▸ **Given task**: Write out each line word for word. Drop pictures.

▸ **Stored records**:
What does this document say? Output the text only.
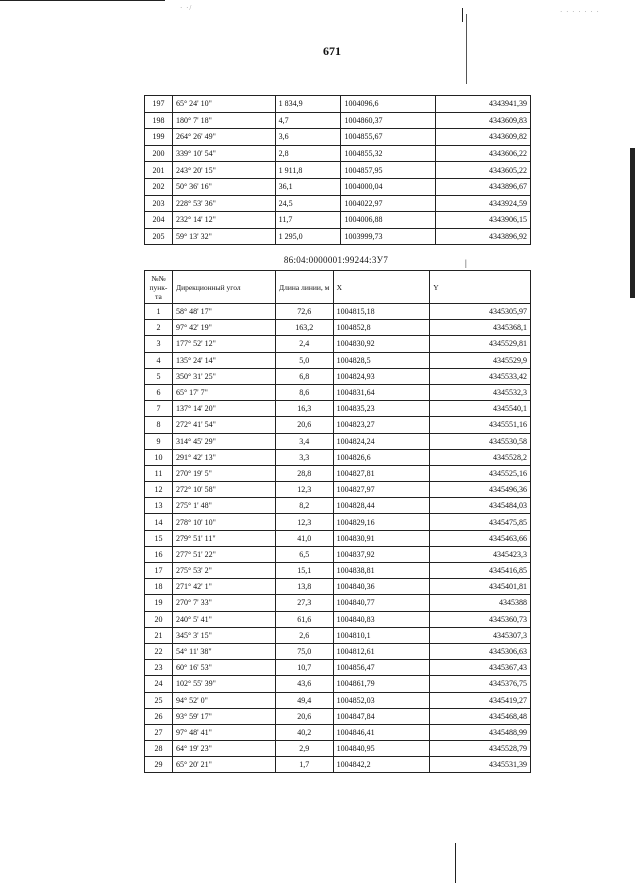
· ·/	· · · · · · ·
671
197	65° 24' 10"	1 834,9	1004096,6	4343941,39
198	180° 7' 18"	4,7	1004860,37	4343609,83
199	264° 26' 49"	3,6	1004855,67	4343609,82
200	339° 10' 54"	2,8	1004855,32	4343606,22
201	243° 20' 15"	1 911,8	1004857,95	4343605,22
202	50° 36' 16"	36,1	1004000,04	4343896,67
203	228° 53' 36"	24,5	1004022,97	4343924,59
204	232° 14' 12"	11,7	1004006,88	4343906,15
205	59° 13' 32"	1 295,0	1003999,73	4343896,92
86:04:0000001:99244:3У7	|
№№ пунк-та	Дирекционный угол	Длина линии, м	X	Y
1	58° 48' 17"	72,6	1004815,18	4345305,97
2	97° 42' 19"	163,2	1004852,8	4345368,1
3	177° 52' 12"	2,4	1004830,92	4345529,81
4	135° 24' 14"	5,0	1004828,5	4345529,9
5	350° 31' 25"	6,8	1004824,93	4345533,42
6	65° 17' 7"	8,6	1004831,64	4345532,3
7	137° 14' 20"	16,3	1004835,23	4345540,1
8	272° 41' 54"	20,6	1004823,27	4345551,16
9	314° 45' 29"	3,4	1004824,24	4345530,58
10	291° 42' 13"	3,3	1004826,6	4345528,2
11	270° 19' 5"	28,8	1004827,81	4345525,16
12	272° 10' 58"	12,3	1004827,97	4345496,36
13	275° 1' 48"	8,2	1004828,44	4345484,03
14	278° 10' 10"	12,3	1004829,16	4345475,85
15	279° 51' 11"	41,0	1004830,91	4345463,66
16	277° 51' 22"	6,5	1004837,92	4345423,3
17	275° 53' 2"	15,1	1004838,81	4345416,85
18	271° 42' 1"	13,8	1004840,36	4345401,81
19	270° 7' 33"	27,3	1004840,77	4345388
20	240° 5' 41"	61,6	1004840,83	4345360,73
21	345° 3' 15"	2,6	1004810,1	4345307,3
22	54° 11' 38"	75,0	1004812,61	4345306,63
23	60° 16' 53"	10,7	1004856,47	4345367,43
24	102° 55' 39"	43,6	1004861,79	4345376,75
25	94° 52' 0"	49,4	1004852,03	4345419,27
26	93° 59' 17"	20,6	1004847,84	4345468,48
27	97° 48' 41"	40,2	1004846,41	4345488,99
28	64° 19' 23"	2,9	1004840,95	4345528,79
29	65° 20' 21"	1,7	1004842,2	4345531,39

▸ **Result of the exercise**:
What does this document say? Output the text only.
· ·/	· · · · · · ·
671
197	65° 24' 10"	1 834,9	1004096,6	4343941,39
198	180° 7' 18"	4,7	1004860,37	4343609,83
199	264° 26' 49"	3,6	1004855,67	4343609,82
200	339° 10' 54"	2,8	1004855,32	4343606,22
201	243° 20' 15"	1 911,8	1004857,95	4343605,22
202	50° 36' 16"	36,1	1004000,04	4343896,67
203	228° 53' 36"	24,5	1004022,97	4343924,59
204	232° 14' 12"	11,7	1004006,88	4343906,15
205	59° 13' 32"	1 295,0	1003999,73	4343896,92
86:04:0000001:99244:3У7	|
№№ пунк-та	Дирекционный угол	Длина линии, м	X	Y
1	58° 48' 17"	72,6	1004815,18	4345305,97
2	97° 42' 19"	163,2	1004852,8	4345368,1
3	177° 52' 12"	2,4	1004830,92	4345529,81
4	135° 24' 14"	5,0	1004828,5	4345529,9
5	350° 31' 25"	6,8	1004824,93	4345533,42
6	65° 17' 7"	8,6	1004831,64	4345532,3
7	137° 14' 20"	16,3	1004835,23	4345540,1
8	272° 41' 54"	20,6	1004823,27	4345551,16
9	314° 45' 29"	3,4	1004824,24	4345530,58
10	291° 42' 13"	3,3	1004826,6	4345528,2
11	270° 19' 5"	28,8	1004827,81	4345525,16
12	272° 10' 58"	12,3	1004827,97	4345496,36
13	275° 1' 48"	8,2	1004828,44	4345484,03
14	278° 10' 10"	12,3	1004829,16	4345475,85
15	279° 51' 11"	41,0	1004830,91	4345463,66
16	277° 51' 22"	6,5	1004837,92	4345423,3
17	275° 53' 2"	15,1	1004838,81	4345416,85
18	271° 42' 1"	13,8	1004840,36	4345401,81
19	270° 7' 33"	27,3	1004840,77	4345388
20	240° 5' 41"	61,6	1004840,83	4345360,73
21	345° 3' 15"	2,6	1004810,1	4345307,3
22	54° 11' 38"	75,0	1004812,61	4345306,63
23	60° 16' 53"	10,7	1004856,47	4345367,43
24	102° 55' 39"	43,6	1004861,79	4345376,75
25	94° 52' 0"	49,4	1004852,03	4345419,27
26	93° 59' 17"	20,6	1004847,84	4345468,48
27	97° 48' 41"	40,2	1004846,41	4345488,99
28	64° 19' 23"	2,9	1004840,95	4345528,79
29	65° 20' 21"	1,7	1004842,2	4345531,39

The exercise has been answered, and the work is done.